Data to process:
##############################

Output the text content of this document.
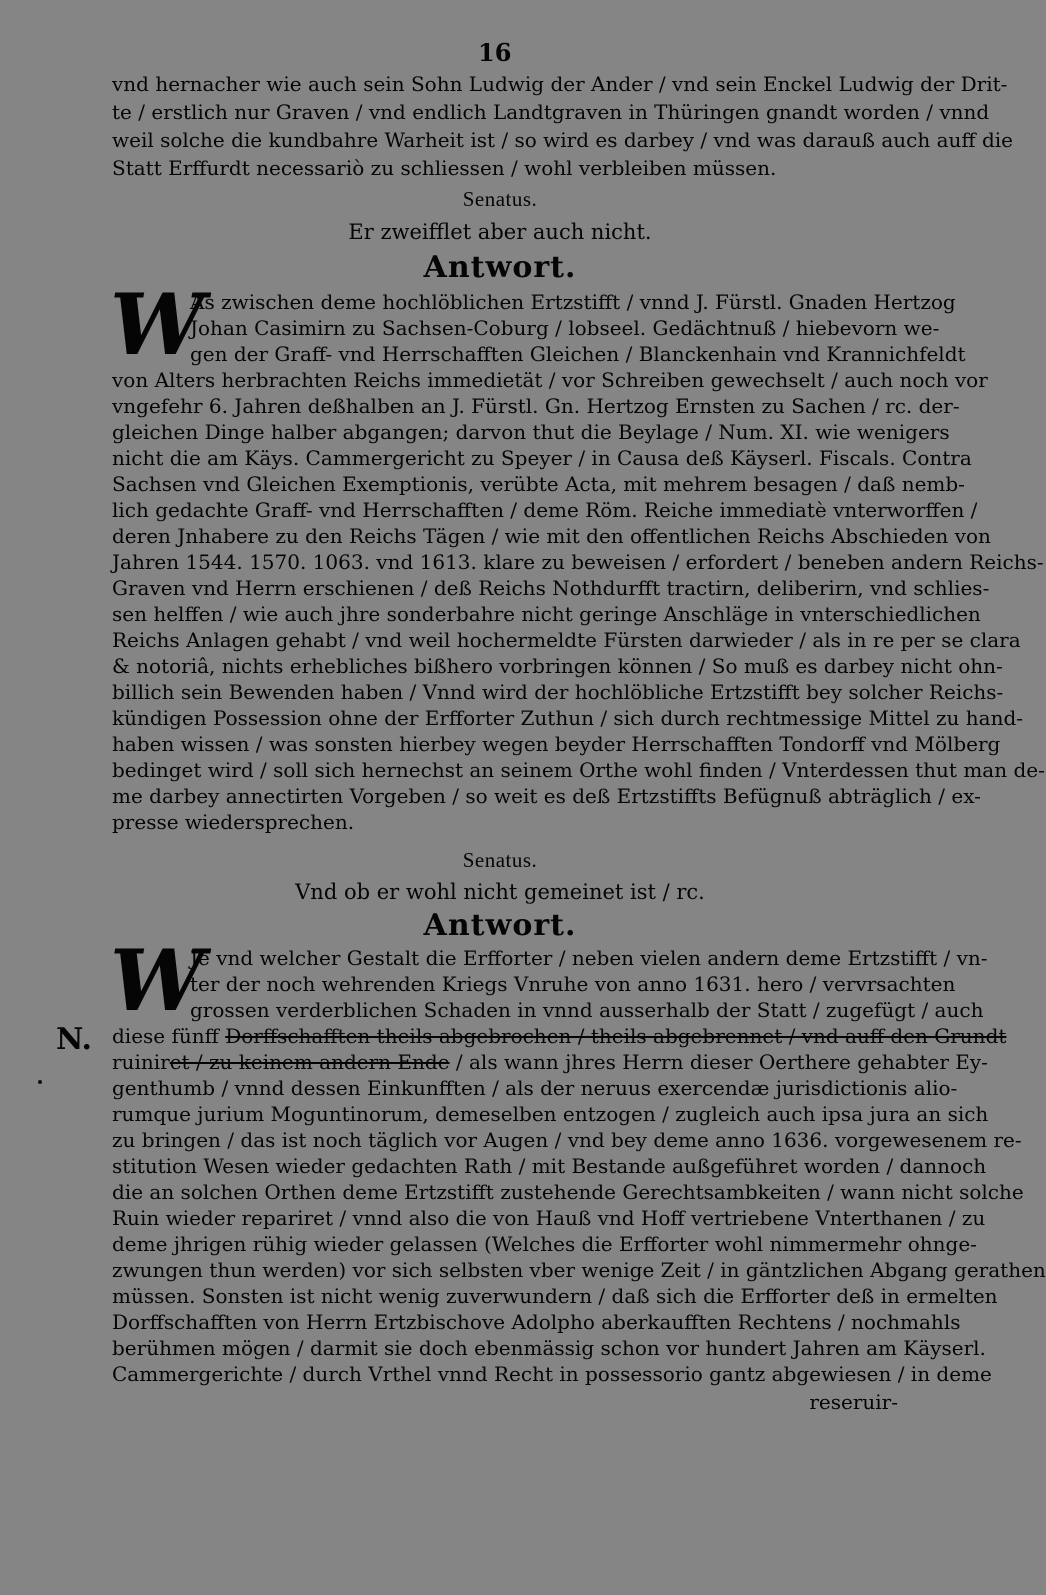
16
vnd hernacher wie auch sein Sohn Ludwig der Ander / vnd sein Enckel Ludwig der Drit-
te / erstlich nur Graven / vnd endlich Landtgraven in Thüringen gnandt worden / vnnd
weil solche die kundbahre Warheit ist / so wird es darbey / vnd was darauß auch auff die
Statt Erffurdt necessariò zu schliessen / wohl verbleiben müssen.
Senatus.
Er zweifflet aber auch nicht.
Antwort.
W
As zwischen deme hochlöblichen Ertzstifft / vnnd J. Fürstl. Gnaden Hertzog
Johan Casimirn zu Sachsen-Coburg / lobseel. Gedächtnuß / hiebevorn we-
gen der Graff- vnd Herrschafften Gleichen / Blanckenhain vnd Krannichfeldt
von Alters herbrachten Reichs immedietät / vor Schreiben gewechselt / auch noch vor
vngefehr 6. Jahren deßhalben an J. Fürstl. Gn. Hertzog Ernsten zu Sachen / rc. der-
gleichen Dinge halber abgangen; darvon thut die Beylage / Num. XI. wie wenigers
nicht die am Käys. Cammergericht zu Speyer / in Causa deß Käyserl. Fiscals. Contra
Sachsen vnd Gleichen Exemptionis, verübte Acta, mit mehrem besagen / daß nemb-
lich gedachte Graff- vnd Herrschafften / deme Röm. Reiche immediatè vnterworffen /
deren Jnhabere zu den Reichs Tägen / wie mit den offentlichen Reichs Abschieden von
Jahren 1544. 1570. 1063. vnd 1613. klare zu beweisen / erfordert / beneben andern Reichs-
Graven vnd Herrn erschienen / deß Reichs Nothdurfft tractirn, deliberirn, vnd schlies-
sen helffen / wie auch jhre sonderbahre nicht geringe Anschläge in vnterschiedlichen
Reichs Anlagen gehabt / vnd weil hochermeldte Fürsten darwieder / als in re per se clara
& notoriâ, nichts erhebliches bißhero vorbringen können / So muß es darbey nicht ohn-
billich sein Bewenden haben / Vnnd wird der hochlöbliche Ertzstifft bey solcher Reichs-
kündigen Possession ohne der Erfforter Zuthun / sich durch rechtmessige Mittel zu hand-
haben wissen / was sonsten hierbey wegen beyder Herrschafften Tondorff vnd Mölberg
bedinget wird / soll sich hernechst an seinem Orthe wohl finden / Vnterdessen thut man de-
me darbey annectirten Vorgeben / so weit es deß Ertzstiffts Befügnuß abträglich / ex-
presse wiedersprechen.
Senatus.
Vnd ob er wohl nicht gemeinet ist / rc.
Antwort.
W
Je vnd welcher Gestalt die Erfforter / neben vielen andern deme Ertzstifft / vn-
ter der noch wehrenden Kriegs Vnruhe von anno 1631. hero / vervrsachten
grossen verderblichen Schaden in vnnd ausserhalb der Statt / zugefügt / auch
N. diese fünff Dorffschafften theils abgebrochen / theils abgebrennet / vnd auff den Grundt
ruiniret / zu keinem andern Ende / als wann jhres Herrn dieser Oerthere gehabter Ey-
genthumb / vnnd dessen Einkunfften / als der neruus exercendæ jurisdictionis alio-
rumque jurium Moguntinorum, demeselben entzogen / zugleich auch ipsa jura an sich
zu bringen / das ist noch täglich vor Augen / vnd bey deme anno 1636. vorgewesenem re-
stitution Wesen wieder gedachten Rath / mit Bestande außgeführet worden / dannoch
die an solchen Orthen deme Ertzstifft zustehende Gerechtsambkeiten / wann nicht solche
Ruin wieder repariret / vnnd also die von Hauß vnd Hoff vertriebene Vnterthanen / zu
deme jhrigen rühig wieder gelassen (Welches die Erfforter wohl nimmermehr ohnge-
zwungen thun werden) vor sich selbsten vber wenige Zeit / in gäntzlichen Abgang gerathen
müssen. Sonsten ist nicht wenig zuverwundern / daß sich die Erfforter deß in ermelten
Dorffschafften von Herrn Ertzbischove Adolpho aberkaufften Rechtens / nochmahls
berühmen mögen / darmit sie doch ebenmässig schon vor hundert Jahren am Käyserl.
Cammergerichte / durch Vrthel vnnd Recht in possessorio gantz abgewiesen / in deme
reseruir-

##############################

Exercise description: Copy the material above in full and exactly, skipping pictures.

Output of the exercise:
Output the text content of this document.
16
vnd hernacher wie auch sein Sohn Ludwig der Ander / vnd sein Enckel Ludwig der Drit-
te / erstlich nur Graven / vnd endlich Landtgraven in Thüringen gnandt worden / vnnd
weil solche die kundbahre Warheit ist / so wird es darbey / vnd was darauß auch auff die
Statt Erffurdt necessariò zu schliessen / wohl verbleiben müssen.
Senatus.
Er zweifflet aber auch nicht.
Antwort.
W
As zwischen deme hochlöblichen Ertzstifft / vnnd J. Fürstl. Gnaden Hertzog
Johan Casimirn zu Sachsen-Coburg / lobseel. Gedächtnuß / hiebevorn we-
gen der Graff- vnd Herrschafften Gleichen / Blanckenhain vnd Krannichfeldt
von Alters herbrachten Reichs immedietät / vor Schreiben gewechselt / auch noch vor
vngefehr 6. Jahren deßhalben an J. Fürstl. Gn. Hertzog Ernsten zu Sachen / rc. der-
gleichen Dinge halber abgangen; darvon thut die Beylage / Num. XI. wie wenigers
nicht die am Käys. Cammergericht zu Speyer / in Causa deß Käyserl. Fiscals. Contra
Sachsen vnd Gleichen Exemptionis, verübte Acta, mit mehrem besagen / daß nemb-
lich gedachte Graff- vnd Herrschafften / deme Röm. Reiche immediatè vnterworffen /
deren Jnhabere zu den Reichs Tägen / wie mit den offentlichen Reichs Abschieden von
Jahren 1544. 1570. 1063. vnd 1613. klare zu beweisen / erfordert / beneben andern Reichs-
Graven vnd Herrn erschienen / deß Reichs Nothdurfft tractirn, deliberirn, vnd schlies-
sen helffen / wie auch jhre sonderbahre nicht geringe Anschläge in vnterschiedlichen
Reichs Anlagen gehabt / vnd weil hochermeldte Fürsten darwieder / als in re per se clara
& notoriâ, nichts erhebliches bißhero vorbringen können / So muß es darbey nicht ohn-
billich sein Bewenden haben / Vnnd wird der hochlöbliche Ertzstifft bey solcher Reichs-
kündigen Possession ohne der Erfforter Zuthun / sich durch rechtmessige Mittel zu hand-
haben wissen / was sonsten hierbey wegen beyder Herrschafften Tondorff vnd Mölberg
bedinget wird / soll sich hernechst an seinem Orthe wohl finden / Vnterdessen thut man de-
me darbey annectirten Vorgeben / so weit es deß Ertzstiffts Befügnuß abträglich / ex-
presse wiedersprechen.
Senatus.
Vnd ob er wohl nicht gemeinet ist / rc.
Antwort.
W
Je vnd welcher Gestalt die Erfforter / neben vielen andern deme Ertzstifft / vn-
ter der noch wehrenden Kriegs Vnruhe von anno 1631. hero / vervrsachten
grossen verderblichen Schaden in vnnd ausserhalb der Statt / zugefügt / auch
N. diese fünff Dorffschafften theils abgebrochen / theils abgebrennet / vnd auff den Grundt
ruiniret / zu keinem andern Ende / als wann jhres Herrn dieser Oerthere gehabter Ey-
genthumb / vnnd dessen Einkunfften / als der neruus exercendæ jurisdictionis alio-
rumque jurium Moguntinorum, demeselben entzogen / zugleich auch ipsa jura an sich
zu bringen / das ist noch täglich vor Augen / vnd bey deme anno 1636. vorgewesenem re-
stitution Wesen wieder gedachten Rath / mit Bestande außgeführet worden / dannoch
die an solchen Orthen deme Ertzstifft zustehende Gerechtsambkeiten / wann nicht solche
Ruin wieder repariret / vnnd also die von Hauß vnd Hoff vertriebene Vnterthanen / zu
deme jhrigen rühig wieder gelassen (Welches die Erfforter wohl nimmermehr ohnge-
zwungen thun werden) vor sich selbsten vber wenige Zeit / in gäntzlichen Abgang gerathen
müssen. Sonsten ist nicht wenig zuverwundern / daß sich die Erfforter deß in ermelten
Dorffschafften von Herrn Ertzbischove Adolpho aberkaufften Rechtens / nochmahls
berühmen mögen / darmit sie doch ebenmässig schon vor hundert Jahren am Käyserl.
Cammergerichte / durch Vrthel vnnd Recht in possessorio gantz abgewiesen / in deme
reseruir-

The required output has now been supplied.